== Doelstellingen ==
[1] Zet deze zin uit het tekstgedeelte om in het Engels: "De als vierde middel geformuleerde klacht voldoet niet aan dit vereiste, zodat zij onbesproken moet blijven."
[2] Welk wetsartikel noemt het tekstgedeelte bij de middelen van cassatie die de cassatierechter mag onderzoeken?

== Tekstgedeelte ==
━━━━━━━━

4.6. Het middel faalt.

5. Beoordeling van het vierde middel

Voor onderzoek door de cassatierechter komen alleen in aanmerking middelen van cassatie als bedoeld in art. 437 Sv. Als een zodanig middel kan slechts gelden een stellige en duidelijke klacht over de schending van een bepaalde rechtsregel en/of het verzuim van een toepasselijk vormvoorschrift door de rechter die de bestreden uitspraak heeft gewezen. De als vierde middel geformuleerde klacht voldoet niet aan dit vereiste, zodat zij onbesproken moet blijven.

6. Slotsom

Nu de Hoge Raad geen grond aanwezig oordeelt waarop de bestreden uitspraak ambtshalve zou behoren te worden vernietigd, brengt hetgeen hiervoor is overwogen mee dat als volgt moet worden beslist.

━━━━━━━━

== Aangeleverde items ==
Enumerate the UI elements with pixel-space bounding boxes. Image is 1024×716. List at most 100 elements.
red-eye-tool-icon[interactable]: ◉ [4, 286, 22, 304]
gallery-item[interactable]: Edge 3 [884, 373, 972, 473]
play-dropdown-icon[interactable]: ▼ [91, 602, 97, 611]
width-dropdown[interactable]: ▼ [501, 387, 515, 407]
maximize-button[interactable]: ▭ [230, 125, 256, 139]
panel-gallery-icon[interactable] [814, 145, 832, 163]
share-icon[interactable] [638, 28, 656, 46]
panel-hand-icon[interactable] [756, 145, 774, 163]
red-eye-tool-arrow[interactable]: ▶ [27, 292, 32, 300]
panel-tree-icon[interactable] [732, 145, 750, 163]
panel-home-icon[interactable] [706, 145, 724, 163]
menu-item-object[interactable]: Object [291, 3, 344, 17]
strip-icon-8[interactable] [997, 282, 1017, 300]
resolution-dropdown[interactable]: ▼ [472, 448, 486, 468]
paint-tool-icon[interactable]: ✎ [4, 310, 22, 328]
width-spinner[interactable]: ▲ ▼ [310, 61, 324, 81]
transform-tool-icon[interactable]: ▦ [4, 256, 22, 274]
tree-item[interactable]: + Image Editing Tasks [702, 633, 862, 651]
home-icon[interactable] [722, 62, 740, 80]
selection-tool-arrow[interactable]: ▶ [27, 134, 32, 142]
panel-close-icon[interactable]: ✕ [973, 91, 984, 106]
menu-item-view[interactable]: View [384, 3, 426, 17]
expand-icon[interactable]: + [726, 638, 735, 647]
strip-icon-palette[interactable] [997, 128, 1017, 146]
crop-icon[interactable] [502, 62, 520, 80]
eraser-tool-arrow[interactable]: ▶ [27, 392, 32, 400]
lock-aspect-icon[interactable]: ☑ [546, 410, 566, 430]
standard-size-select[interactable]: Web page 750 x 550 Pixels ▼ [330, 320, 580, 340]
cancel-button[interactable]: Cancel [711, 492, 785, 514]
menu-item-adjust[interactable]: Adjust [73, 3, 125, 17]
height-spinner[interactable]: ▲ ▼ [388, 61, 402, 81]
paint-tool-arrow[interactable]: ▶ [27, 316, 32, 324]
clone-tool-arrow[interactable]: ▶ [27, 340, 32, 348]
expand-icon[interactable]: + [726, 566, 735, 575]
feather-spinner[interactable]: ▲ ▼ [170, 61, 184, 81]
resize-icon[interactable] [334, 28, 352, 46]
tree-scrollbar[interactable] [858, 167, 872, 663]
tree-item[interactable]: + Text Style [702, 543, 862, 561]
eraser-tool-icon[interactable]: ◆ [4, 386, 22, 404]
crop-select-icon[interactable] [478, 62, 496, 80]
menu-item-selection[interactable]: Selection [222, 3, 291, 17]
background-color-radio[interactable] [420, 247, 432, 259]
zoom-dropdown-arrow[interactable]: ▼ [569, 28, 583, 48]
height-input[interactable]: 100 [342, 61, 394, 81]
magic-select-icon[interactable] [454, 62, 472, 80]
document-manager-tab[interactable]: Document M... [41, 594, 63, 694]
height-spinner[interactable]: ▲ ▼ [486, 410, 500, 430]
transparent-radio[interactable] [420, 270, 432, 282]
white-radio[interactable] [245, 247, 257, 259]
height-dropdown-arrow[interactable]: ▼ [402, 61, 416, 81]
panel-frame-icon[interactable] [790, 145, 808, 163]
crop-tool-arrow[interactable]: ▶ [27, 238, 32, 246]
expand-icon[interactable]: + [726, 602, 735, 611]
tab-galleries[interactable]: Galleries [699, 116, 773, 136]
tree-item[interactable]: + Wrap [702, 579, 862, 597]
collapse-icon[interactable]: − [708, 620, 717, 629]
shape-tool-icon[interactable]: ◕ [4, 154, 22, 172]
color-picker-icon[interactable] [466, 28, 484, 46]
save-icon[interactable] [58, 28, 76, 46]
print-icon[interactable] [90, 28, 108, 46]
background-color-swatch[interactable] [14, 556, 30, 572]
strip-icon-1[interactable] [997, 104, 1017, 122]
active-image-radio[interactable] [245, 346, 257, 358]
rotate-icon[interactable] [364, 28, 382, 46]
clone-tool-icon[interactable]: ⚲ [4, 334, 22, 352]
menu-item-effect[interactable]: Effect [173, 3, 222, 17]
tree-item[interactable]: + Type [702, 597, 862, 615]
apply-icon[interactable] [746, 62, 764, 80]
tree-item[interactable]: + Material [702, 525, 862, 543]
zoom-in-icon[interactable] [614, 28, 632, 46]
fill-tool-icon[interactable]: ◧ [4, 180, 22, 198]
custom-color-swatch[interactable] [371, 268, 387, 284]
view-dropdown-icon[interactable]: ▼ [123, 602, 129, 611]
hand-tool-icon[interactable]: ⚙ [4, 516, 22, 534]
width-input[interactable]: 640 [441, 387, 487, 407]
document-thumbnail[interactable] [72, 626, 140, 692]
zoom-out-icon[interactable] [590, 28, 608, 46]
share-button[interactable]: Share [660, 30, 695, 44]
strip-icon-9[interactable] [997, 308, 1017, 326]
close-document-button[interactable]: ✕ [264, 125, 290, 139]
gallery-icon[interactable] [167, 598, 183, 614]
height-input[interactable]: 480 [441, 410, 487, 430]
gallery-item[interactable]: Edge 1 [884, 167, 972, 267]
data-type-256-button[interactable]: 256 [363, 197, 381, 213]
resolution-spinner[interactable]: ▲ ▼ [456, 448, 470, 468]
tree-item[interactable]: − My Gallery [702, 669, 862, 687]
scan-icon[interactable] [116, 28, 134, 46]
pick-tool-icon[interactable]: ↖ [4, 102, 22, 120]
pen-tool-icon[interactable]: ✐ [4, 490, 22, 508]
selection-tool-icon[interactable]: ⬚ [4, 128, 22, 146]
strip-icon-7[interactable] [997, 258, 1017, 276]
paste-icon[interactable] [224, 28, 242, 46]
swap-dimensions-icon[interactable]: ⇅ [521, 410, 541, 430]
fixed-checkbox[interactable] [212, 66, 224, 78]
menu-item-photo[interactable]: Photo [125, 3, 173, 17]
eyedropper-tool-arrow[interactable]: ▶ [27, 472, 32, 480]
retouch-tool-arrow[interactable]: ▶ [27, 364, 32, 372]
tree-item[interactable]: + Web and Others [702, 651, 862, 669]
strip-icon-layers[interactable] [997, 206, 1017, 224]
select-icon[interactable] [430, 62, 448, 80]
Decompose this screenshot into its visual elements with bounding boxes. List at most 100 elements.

━━━━━━━━

== Antwoorden per opdracht ==
[1] The complaint put forward as the fourth ground does not meet this requirement, so it must be left undiscussed.

[2] Artikel 437 Sv.